Our profitability and liquidity are affected by changes in interest rates and economic conditions.
Our profitability depends upon our net interest income, which is the difference between interest earned on our interest earning assets, such as loans and investment securities, and interest expense on interest bearing liabilities, such as deposits and borrowings. Our net interest income is adversely affected when market interest rates change such that the interest we pay on deposits and borrowings increases faster than the interest earned on loans and investments, or, conversely, when the interest earned on loans and investments decreases faster than the interest we pay on deposits and borrowings. Interest rates, and consequently our results of operations, are affected by general economic conditions (domestic and foreign) and fiscal and monetary policies. Monetary and fiscal policies may materially affect the level and direction of interest rates. Increases in interest rates generally decrease the market values of interest earning investments and loans held and therefore may adversely affect our liquidity and earnings. Increased interest rates also generally affect the volume of mortgage loan originations, the resale value of mortgage loans originated for resale, and the ability of borrowers to perform under existing loans of all types. Decreases in interest rates generally have the opposite effect on market values of interest-bearing assets, the volume of mortgage loan originations, the resale value of mortgage loans originated for resale, and the ability of borrowers to perform under existing loans of all types from the effect of increases in interests rates.
Risks Related to Our Common Stock
Our common stock has a limited trading market, which may make the prompt execution of sale transactions difficult.
Although our common stock may be traded from time to time on an individual basis or on the OTCBB, no active trading market has developed and none may develop in the foreseeable future. Our common stock is not traded on any exchange. Accordingly, if you wish to sell shares you may experience a delay or have to sell them at a lower price in order to sell them promptly, if at all.
The market price of our common stock may continue to decline.
The market prices of many financial institution equity securities, including ours, have declined significantly over the past three years in response to the financial crises affecting the banking system and financial markets. There can be no assurance that such declines will not continue.
We may issue additional securities, which could affect the market price of our common stock and dilute your ownership.
We may issue additional securities to raise additional capital, to support growth, or to make acquisitions. Sales of a substantial number of shares of our common stock, or the perception by the market that those sales could occur, could cause the market price of our common stock to decline or could make it more difficult for us to raise capital through the sale of common stock or to use our common stock in future acquisitions. The issuance of substantial amounts of additional securities could reduce shareholders’ proportionate ownership of the Company.
We do not plan to pay cash dividends in the foreseeable future.
We have never paid cash dividends and do not plan to pay cash dividends in the foreseeable future. We plan to use the funds that might otherwise be available to pay dividends to expand our business and increase our capital.
Declaration and payment of dividends are within the discretion of our board of directors. Our bank will be our most likely source of funds with which to pay cash dividends. Our bank’s declaration and payment of future dividends to us are within the discretion of the bank’s board of directors, and are dependent upon its earnings, financial condition, its need to retain earnings for use in the business and any other pertinent factors. The bank’s payment of dividends is also subject to various regulatory requirements and considerations.
▬▬▬
PROBLEMS TO WORK ON:
a. Can you sum up the bank risk-factor passage in two sentences?
b. Could you write the next paragraph of the bank risk-factor passage, picking up after its final sentence?
The listing that follows comes from a separate source.

INFORMATION SUPPLIED:
▬▬▬
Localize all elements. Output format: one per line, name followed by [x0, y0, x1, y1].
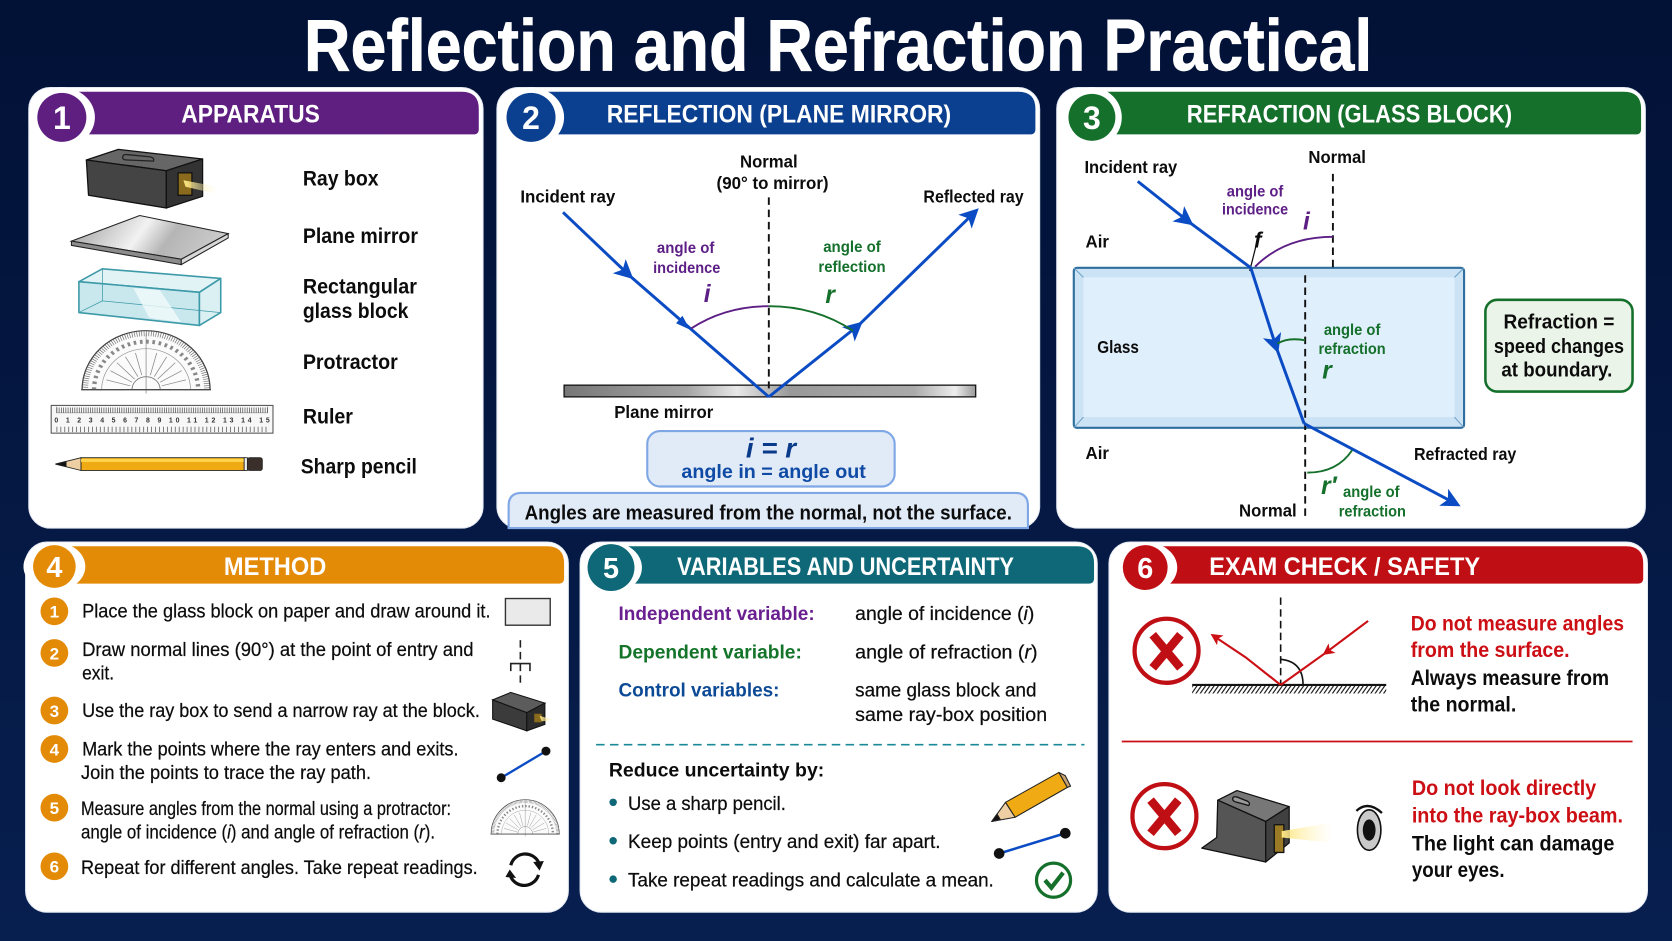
▬▬▬
ANSWERS TO THE EXERCISE:
a. The company's profitability and liquidity depend on net interest income, which is hurt when changes in interest rates and economic conditions make the interest it pays rise faster than the interest it earns, or make the interest it earns fall faster than the interest it pays. Its common stock also carries risks: it has no active trading market, its price may keep declining, issuing more securities could dilute ownership, and the company does not plan to pay cash dividends in the foreseeable future.

b.
Provisions in our articles of incorporation and South Carolina law may discourage or prevent takeover attempts, and these provisions may have the effect of reducing the market price for our stock.
Our articles of incorporation include several provisions that may have the effect of discouraging or preventing hostile takeover attempts, and therefore of making the removal of incumbent management difficult. The provisions include staggered terms for our board of directors and requirements that make it difficult to remove our directors. In addition, South Carolina law contains several provisions that may make it more difficult for a third party to acquire control of us without the approval of our board of directors, and may make it more difficult or expensive for a third party to acquire a majority of our outstanding common stock. To the extent that these provisions are effective in discouraging or preventing takeover attempts, they may tend to reduce the market price for our stock.
Our directors have significant voting power.
Our present directors beneficially own over 40% of our stock. Because they own over 33 1/3%, if they vote together, they will be able to prevent any merger, consolidation, share exchange, sale of substantial assets, dissolution, removal of directors or amendment to the articles of incorporation they do not want.
Our common stock is not insured, so you could lose your total investment.
Our common stock is not a deposit or savings account, and is not insured by the Federal Deposit Insurance Corporation or any other government agency. Should our business fail you could lose your total investment.
Item 1B. Unresolved Staff Comments.
Not Applicable.
Item 2. Properties
The Bank owns in fee simple with no major encumbrances, the real property where its corporate offices and banking offices are located at 3685 Blue Ridge Boulevard, Walhalla, South Carolina; 449 Highway 123 Bypass in Seneca, South Carolina; 1600 Sandifer Boulevard in Seneca, South Carolina; 4002 Clemson Boulevard in Anderson, South Carolina; 2007 East Greenville Street in Anderson, South Carolina; 208 East Main Street in Williamston, South Carolina; and 1101 East Main Street in Westminster, South Carolina. The Westminster branch is currently operating in a modular facility. Management of the Bank believes the Bank’s facilities are suitable and adequate for the Company’s needs.
The Company also holds 47 properties acquired through foreclosure or in settlement of loans. All of the properties are being marketed for sale.
In 2007, the Company purchased real property near Powdersville, South Carolina, to be used for future expansion. The Company has not established a budget or a schedule for construction on the property.
Item 3. Legal Proceedings
The Bank is from time to time a party to various legal proceedings arising in the ordinary course of business, but management of the Bank is not aware of any pending or threatened litigation or unasserted claims or assessments that are expected to result in losses, if any, that would be material to the Bank’s business and operations.
Item 4. (Removed and Reserved)
PART II
The portions of the 2010 Annual Report to Shareholders incorporated by reference into this Form 10-K are set forth in Exhibit 13 hereto.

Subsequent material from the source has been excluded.